-- BEGIN --

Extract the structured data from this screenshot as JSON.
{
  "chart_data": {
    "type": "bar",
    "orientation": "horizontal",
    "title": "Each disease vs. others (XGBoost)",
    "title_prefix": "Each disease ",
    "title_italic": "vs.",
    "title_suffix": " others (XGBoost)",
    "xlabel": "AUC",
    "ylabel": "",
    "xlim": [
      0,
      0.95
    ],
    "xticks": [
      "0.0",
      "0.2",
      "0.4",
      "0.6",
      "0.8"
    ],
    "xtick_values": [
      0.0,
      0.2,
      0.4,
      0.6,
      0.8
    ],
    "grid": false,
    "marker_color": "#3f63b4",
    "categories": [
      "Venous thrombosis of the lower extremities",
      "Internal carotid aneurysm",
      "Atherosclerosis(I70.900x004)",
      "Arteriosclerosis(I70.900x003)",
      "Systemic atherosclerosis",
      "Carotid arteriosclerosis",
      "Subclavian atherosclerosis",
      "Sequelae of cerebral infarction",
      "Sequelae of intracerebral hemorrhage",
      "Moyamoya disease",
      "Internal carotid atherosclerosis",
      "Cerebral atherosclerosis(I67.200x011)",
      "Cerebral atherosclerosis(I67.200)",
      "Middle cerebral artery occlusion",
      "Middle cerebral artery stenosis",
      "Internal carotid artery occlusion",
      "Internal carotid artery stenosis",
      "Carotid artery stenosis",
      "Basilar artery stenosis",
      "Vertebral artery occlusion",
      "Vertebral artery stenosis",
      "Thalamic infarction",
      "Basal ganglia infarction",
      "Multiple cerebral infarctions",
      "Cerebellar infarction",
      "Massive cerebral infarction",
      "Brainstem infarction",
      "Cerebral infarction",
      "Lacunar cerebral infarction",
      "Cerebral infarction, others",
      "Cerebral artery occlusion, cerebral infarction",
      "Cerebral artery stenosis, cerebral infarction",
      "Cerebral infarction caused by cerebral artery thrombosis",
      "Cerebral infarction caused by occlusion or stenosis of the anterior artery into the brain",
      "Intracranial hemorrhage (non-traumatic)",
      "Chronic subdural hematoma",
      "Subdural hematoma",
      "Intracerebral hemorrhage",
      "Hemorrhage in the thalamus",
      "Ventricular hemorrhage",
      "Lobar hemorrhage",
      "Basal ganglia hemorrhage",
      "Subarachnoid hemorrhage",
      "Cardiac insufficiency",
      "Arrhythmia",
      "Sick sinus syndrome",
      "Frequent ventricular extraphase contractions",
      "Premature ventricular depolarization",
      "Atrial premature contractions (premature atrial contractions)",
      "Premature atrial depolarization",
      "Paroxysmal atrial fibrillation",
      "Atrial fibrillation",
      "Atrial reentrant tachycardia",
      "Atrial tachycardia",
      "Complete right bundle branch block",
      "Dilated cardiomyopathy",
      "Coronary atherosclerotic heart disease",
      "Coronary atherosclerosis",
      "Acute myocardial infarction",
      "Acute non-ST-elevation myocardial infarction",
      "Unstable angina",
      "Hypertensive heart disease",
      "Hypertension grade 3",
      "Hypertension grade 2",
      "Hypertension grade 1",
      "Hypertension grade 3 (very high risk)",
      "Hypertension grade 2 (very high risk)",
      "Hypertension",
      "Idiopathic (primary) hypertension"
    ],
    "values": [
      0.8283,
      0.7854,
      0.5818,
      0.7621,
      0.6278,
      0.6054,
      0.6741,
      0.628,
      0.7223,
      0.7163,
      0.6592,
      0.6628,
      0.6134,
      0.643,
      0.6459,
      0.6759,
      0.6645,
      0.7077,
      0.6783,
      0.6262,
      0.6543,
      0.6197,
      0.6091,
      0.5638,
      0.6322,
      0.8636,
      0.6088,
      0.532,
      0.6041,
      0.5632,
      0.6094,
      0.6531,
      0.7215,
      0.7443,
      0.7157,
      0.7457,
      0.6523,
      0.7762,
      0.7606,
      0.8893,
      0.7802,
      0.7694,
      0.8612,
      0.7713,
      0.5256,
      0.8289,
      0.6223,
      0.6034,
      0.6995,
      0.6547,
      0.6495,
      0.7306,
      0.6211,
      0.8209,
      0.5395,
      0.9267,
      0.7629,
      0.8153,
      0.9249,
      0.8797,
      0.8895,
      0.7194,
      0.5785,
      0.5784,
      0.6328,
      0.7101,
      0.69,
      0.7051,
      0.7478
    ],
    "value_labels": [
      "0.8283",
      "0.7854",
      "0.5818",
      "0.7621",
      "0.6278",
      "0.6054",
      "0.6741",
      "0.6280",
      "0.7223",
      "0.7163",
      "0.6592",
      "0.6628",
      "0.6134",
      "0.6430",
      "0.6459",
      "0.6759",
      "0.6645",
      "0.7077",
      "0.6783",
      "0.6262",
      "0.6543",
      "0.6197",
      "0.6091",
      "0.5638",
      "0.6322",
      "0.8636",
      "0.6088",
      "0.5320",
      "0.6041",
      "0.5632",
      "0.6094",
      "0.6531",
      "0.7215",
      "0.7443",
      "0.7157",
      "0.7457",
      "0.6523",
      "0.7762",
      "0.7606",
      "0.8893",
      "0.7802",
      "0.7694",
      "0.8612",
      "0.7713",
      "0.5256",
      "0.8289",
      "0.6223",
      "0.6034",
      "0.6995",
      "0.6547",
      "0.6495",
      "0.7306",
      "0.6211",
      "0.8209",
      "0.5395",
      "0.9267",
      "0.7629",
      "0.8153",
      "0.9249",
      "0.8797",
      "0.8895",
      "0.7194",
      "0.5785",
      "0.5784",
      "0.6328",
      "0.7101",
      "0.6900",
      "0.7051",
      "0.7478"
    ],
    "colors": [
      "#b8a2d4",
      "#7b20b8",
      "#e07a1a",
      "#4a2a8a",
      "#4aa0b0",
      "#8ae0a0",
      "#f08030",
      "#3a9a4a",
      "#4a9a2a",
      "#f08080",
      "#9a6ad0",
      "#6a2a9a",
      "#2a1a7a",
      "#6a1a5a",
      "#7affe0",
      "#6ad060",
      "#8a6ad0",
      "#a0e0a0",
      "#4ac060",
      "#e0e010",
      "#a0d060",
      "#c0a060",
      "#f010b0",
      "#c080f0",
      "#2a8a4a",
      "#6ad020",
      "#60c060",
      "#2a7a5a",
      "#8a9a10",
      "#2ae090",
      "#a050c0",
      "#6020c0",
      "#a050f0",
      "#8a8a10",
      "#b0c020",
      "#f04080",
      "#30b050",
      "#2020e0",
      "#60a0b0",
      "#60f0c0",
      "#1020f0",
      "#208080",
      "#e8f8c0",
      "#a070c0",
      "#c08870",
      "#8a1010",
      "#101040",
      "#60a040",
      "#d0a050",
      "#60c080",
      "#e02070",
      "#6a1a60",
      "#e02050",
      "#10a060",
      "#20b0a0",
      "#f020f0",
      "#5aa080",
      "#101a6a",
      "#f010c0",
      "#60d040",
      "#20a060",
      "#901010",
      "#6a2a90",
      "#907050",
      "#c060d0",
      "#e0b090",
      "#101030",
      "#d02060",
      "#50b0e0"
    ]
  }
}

-- END --

### GOAL
Transcribe all of the material exactly. Omit nothing.

### SOLVED EXERCISE
Extract the structured data from this screenshot as JSON.
{
  "chart_data": {
    "type": "bar",
    "orientation": "horizontal",
    "title": "Each disease vs. others (XGBoost)",
    "title_prefix": "Each disease ",
    "title_italic": "vs.",
    "title_suffix": " others (XGBoost)",
    "xlabel": "AUC",
    "ylabel": "",
    "xlim": [
      0,
      0.95
    ],
    "xticks": [
      "0.0",
      "0.2",
      "0.4",
      "0.6",
      "0.8"
    ],
    "xtick_values": [
      0.0,
      0.2,
      0.4,
      0.6,
      0.8
    ],
    "grid": false,
    "marker_color": "#3f63b4",
    "categories": [
      "Venous thrombosis of the lower extremities",
      "Internal carotid aneurysm",
      "Atherosclerosis(I70.900x004)",
      "Arteriosclerosis(I70.900x003)",
      "Systemic atherosclerosis",
      "Carotid arteriosclerosis",
      "Subclavian atherosclerosis",
      "Sequelae of cerebral infarction",
      "Sequelae of intracerebral hemorrhage",
      "Moyamoya disease",
      "Internal carotid atherosclerosis",
      "Cerebral atherosclerosis(I67.200x011)",
      "Cerebral atherosclerosis(I67.200)",
      "Middle cerebral artery occlusion",
      "Middle cerebral artery stenosis",
      "Internal carotid artery occlusion",
      "Internal carotid artery stenosis",
      "Carotid artery stenosis",
      "Basilar artery stenosis",
      "Vertebral artery occlusion",
      "Vertebral artery stenosis",
      "Thalamic infarction",
      "Basal ganglia infarction",
      "Multiple cerebral infarctions",
      "Cerebellar infarction",
      "Massive cerebral infarction",
      "Brainstem infarction",
      "Cerebral infarction",
      "Lacunar cerebral infarction",
      "Cerebral infarction, others",
      "Cerebral artery occlusion, cerebral infarction",
      "Cerebral artery stenosis, cerebral infarction",
      "Cerebral infarction caused by cerebral artery thrombosis",
      "Cerebral infarction caused by occlusion or stenosis of the anterior artery into the brain",
      "Intracranial hemorrhage (non-traumatic)",
      "Chronic subdural hematoma",
      "Subdural hematoma",
      "Intracerebral hemorrhage",
      "Hemorrhage in the thalamus",
      "Ventricular hemorrhage",
      "Lobar hemorrhage",
      "Basal ganglia hemorrhage",
      "Subarachnoid hemorrhage",
      "Cardiac insufficiency",
      "Arrhythmia",
      "Sick sinus syndrome",
      "Frequent ventricular extraphase contractions",
      "Premature ventricular depolarization",
      "Atrial premature contractions (premature atrial contractions)",
      "Premature atrial depolarization",
      "Paroxysmal atrial fibrillation",
      "Atrial fibrillation",
      "Atrial reentrant tachycardia",
      "Atrial tachycardia",
      "Complete right bundle branch block",
      "Dilated cardiomyopathy",
      "Coronary atherosclerotic heart disease",
      "Coronary atherosclerosis",
      "Acute myocardial infarction",
      "Acute non-ST-elevation myocardial infarction",
      "Unstable angina",
      "Hypertensive heart disease",
      "Hypertension grade 3",
      "Hypertension grade 2",
      "Hypertension grade 1",
      "Hypertension grade 3 (very high risk)",
      "Hypertension grade 2 (very high risk)",
      "Hypertension",
      "Idiopathic (primary) hypertension"
    ],
    "values": [
      0.8283,
      0.7854,
      0.5818,
      0.7621,
      0.6278,
      0.6054,
      0.6741,
      0.628,
      0.7223,
      0.7163,
      0.6592,
      0.6628,
      0.6134,
      0.643,
      0.6459,
      0.6759,
      0.6645,
      0.7077,
      0.6783,
      0.6262,
      0.6543,
      0.6197,
      0.6091,
      0.5638,
      0.6322,
      0.8636,
      0.6088,
      0.532,
      0.6041,
      0.5632,
      0.6094,
      0.6531,
      0.7215,
      0.7443,
      0.7157,
      0.7457,
      0.6523,
      0.7762,
      0.7606,
      0.8893,
      0.7802,
      0.7694,
      0.8612,
      0.7713,
      0.5256,
      0.8289,
      0.6223,
      0.6034,
      0.6995,
      0.6547,
      0.6495,
      0.7306,
      0.6211,
      0.8209,
      0.5395,
      0.9267,
      0.7629,
      0.8153,
      0.9249,
      0.8797,
      0.8895,
      0.7194,
      0.5785,
      0.5784,
      0.6328,
      0.7101,
      0.69,
      0.7051,
      0.7478
    ],
    "value_labels": [
      "0.8283",
      "0.7854",
      "0.5818",
      "0.7621",
      "0.6278",
      "0.6054",
      "0.6741",
      "0.6280",
      "0.7223",
      "0.7163",
      "0.6592",
      "0.6628",
      "0.6134",
      "0.6430",
      "0.6459",
      "0.6759",
      "0.6645",
      "0.7077",
      "0.6783",
      "0.6262",
      "0.6543",
      "0.6197",
      "0.6091",
      "0.5638",
      "0.6322",
      "0.8636",
      "0.6088",
      "0.5320",
      "0.6041",
      "0.5632",
      "0.6094",
      "0.6531",
      "0.7215",
      "0.7443",
      "0.7157",
      "0.7457",
      "0.6523",
      "0.7762",
      "0.7606",
      "0.8893",
      "0.7802",
      "0.7694",
      "0.8612",
      "0.7713",
      "0.5256",
      "0.8289",
      "0.6223",
      "0.6034",
      "0.6995",
      "0.6547",
      "0.6495",
      "0.7306",
      "0.6211",
      "0.8209",
      "0.5395",
      "0.9267",
      "0.7629",
      "0.8153",
      "0.9249",
      "0.8797",
      "0.8895",
      "0.7194",
      "0.5785",
      "0.5784",
      "0.6328",
      "0.7101",
      "0.6900",
      "0.7051",
      "0.7478"
    ],
    "colors": [
      "#b8a2d4",
      "#7b20b8",
      "#e07a1a",
      "#4a2a8a",
      "#4aa0b0",
      "#8ae0a0",
      "#f08030",
      "#3a9a4a",
      "#4a9a2a",
      "#f08080",
      "#9a6ad0",
      "#6a2a9a",
      "#2a1a7a",
      "#6a1a5a",
      "#7affe0",
      "#6ad060",
      "#8a6ad0",
      "#a0e0a0",
      "#4ac060",
      "#e0e010",
      "#a0d060",
      "#c0a060",
      "#f010b0",
      "#c080f0",
      "#2a8a4a",
      "#6ad020",
      "#60c060",
      "#2a7a5a",
      "#8a9a10",
      "#2ae090",
      "#a050c0",
      "#6020c0",
      "#a050f0",
      "#8a8a10",
      "#b0c020",
      "#f04080",
      "#30b050",
      "#2020e0",
      "#60a0b0",
      "#60f0c0",
      "#1020f0",
      "#208080",
      "#e8f8c0",
      "#a070c0",
      "#c08870",
      "#8a1010",
      "#101040",
      "#60a040",
      "#d0a050",
      "#60c080",
      "#e02070",
      "#6a1a60",
      "#e02050",
      "#10a060",
      "#20b0a0",
      "#f020f0",
      "#5aa080",
      "#101a6a",
      "#f010c0",
      "#60d040",
      "#20a060",
      "#901010",
      "#6a2a90",
      "#907050",
      "#c060d0",
      "#e0b090",
      "#101030",
      "#d02060",
      "#50b0e0"
    ]
  }
}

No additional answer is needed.